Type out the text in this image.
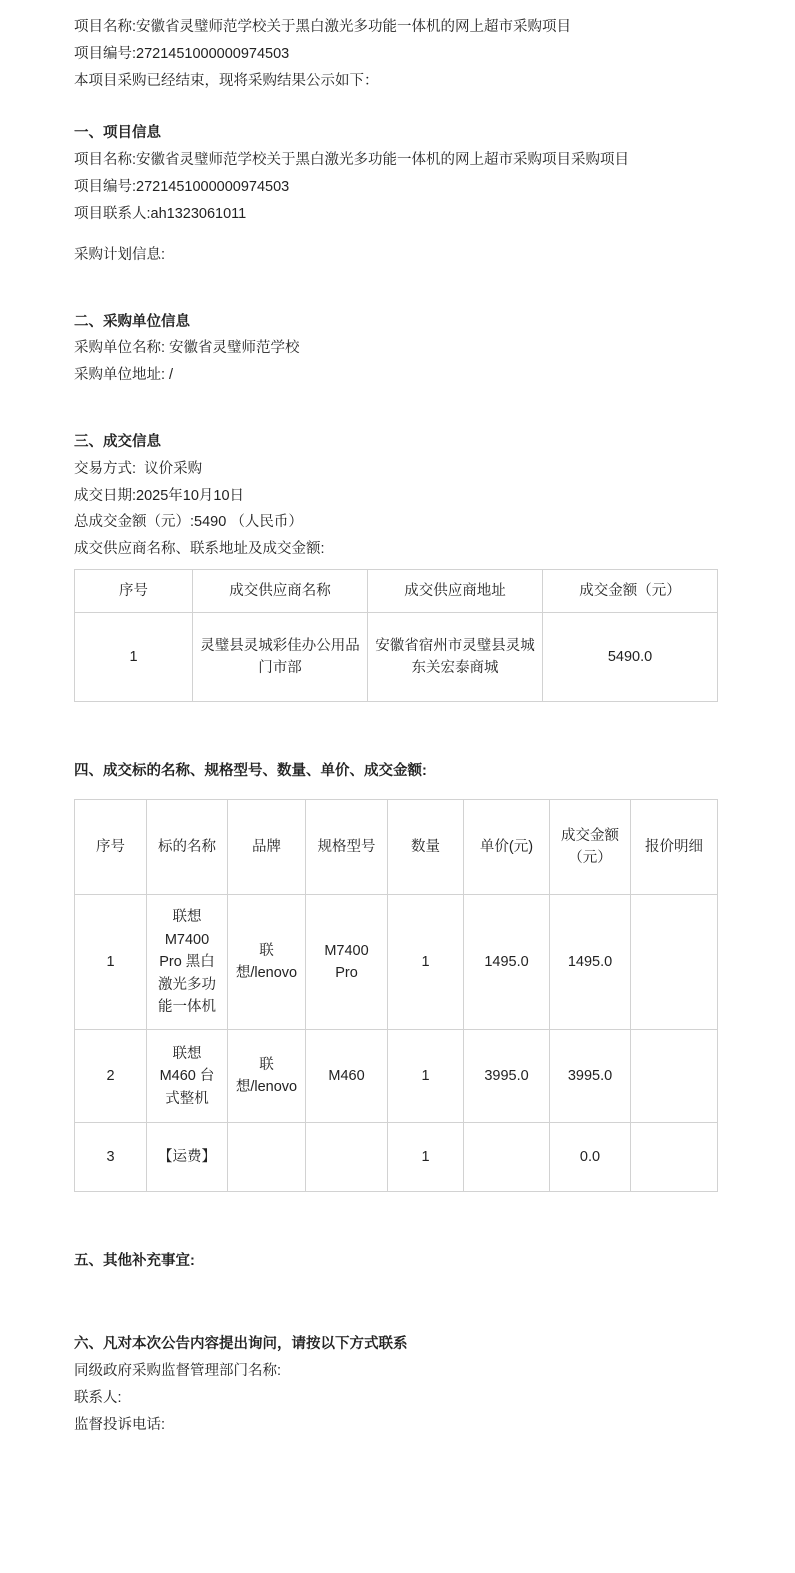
项目名称:安徽省灵璧师范学校关于黑白激光多功能一体机的网上超市采购项目

项目编号:2721451000000974503

本项目采购已经结束，现将采购结果公示如下：

一、项目信息

项目名称:安徽省灵璧师范学校关于黑白激光多功能一体机的网上超市采购项目采购项目

项目编号:2721451000000974503

项目联系人:ah1323061011

采购计划信息:

二、采购单位信息

采购单位名称: 安徽省灵璧师范学校

采购单位地址: /

三、成交信息

交易方式:  议价采购

成交日期:2025年10月10日

总成交金额（元）:5490 （人民币）

成交供应商名称、联系地址及成交金额:

序号	成交供应商名称	成交供应商地址	成交金额（元）
1	灵璧县灵城彩佳办公用品门市部	安徽省宿州市灵璧县灵城东关宏泰商城	5490.0

四、成交标的名称、规格型号、数量、单价、成交金额:

序号	标的名称	品牌	规格型号	数量	单价(元)	成交金额（元）	报价明细
1	联想 M7400 Pro 黑白激光多功能一体机	联想/lenovo	M7400 Pro	1	1495.0	1495.0	
2	联想 M460 台式整机	联想/lenovo	M460	1	3995.0	3995.0	
3	【运费】			1		0.0	

五、其他补充事宜:

六、凡对本次公告内容提出询问，请按以下方式联系

同级政府采购监督管理部门名称:

联系人:

监督投诉电话:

+++

PROBLEM: Every entry must be reproduced exactly, with the images left out.

WRITTEN ANSWER:
Type out the text in this image.
项目名称:安徽省灵璧师范学校关于黑白激光多功能一体机的网上超市采购项目

项目编号:2721451000000974503

本项目采购已经结束，现将采购结果公示如下：

一、项目信息

项目名称:安徽省灵璧师范学校关于黑白激光多功能一体机的网上超市采购项目采购项目

项目编号:2721451000000974503

项目联系人:ah1323061011

采购计划信息:

二、采购单位信息

采购单位名称: 安徽省灵璧师范学校

采购单位地址: /

三、成交信息

交易方式:  议价采购

成交日期:2025年10月10日

总成交金额（元）:5490 （人民币）

成交供应商名称、联系地址及成交金额:

序号	成交供应商名称	成交供应商地址	成交金额（元）
1	灵璧县灵城彩佳办公用品门市部	安徽省宿州市灵璧县灵城东关宏泰商城	5490.0

四、成交标的名称、规格型号、数量、单价、成交金额:

序号	标的名称	品牌	规格型号	数量	单价(元)	成交金额（元）	报价明细
1	联想 M7400 Pro 黑白激光多功能一体机	联想/lenovo	M7400 Pro	1	1495.0	1495.0	
2	联想 M460 台式整机	联想/lenovo	M460	1	3995.0	3995.0	
3	【运费】			1		0.0	

五、其他补充事宜:

六、凡对本次公告内容提出询问，请按以下方式联系

同级政府采购监督管理部门名称:

联系人:

监督投诉电话:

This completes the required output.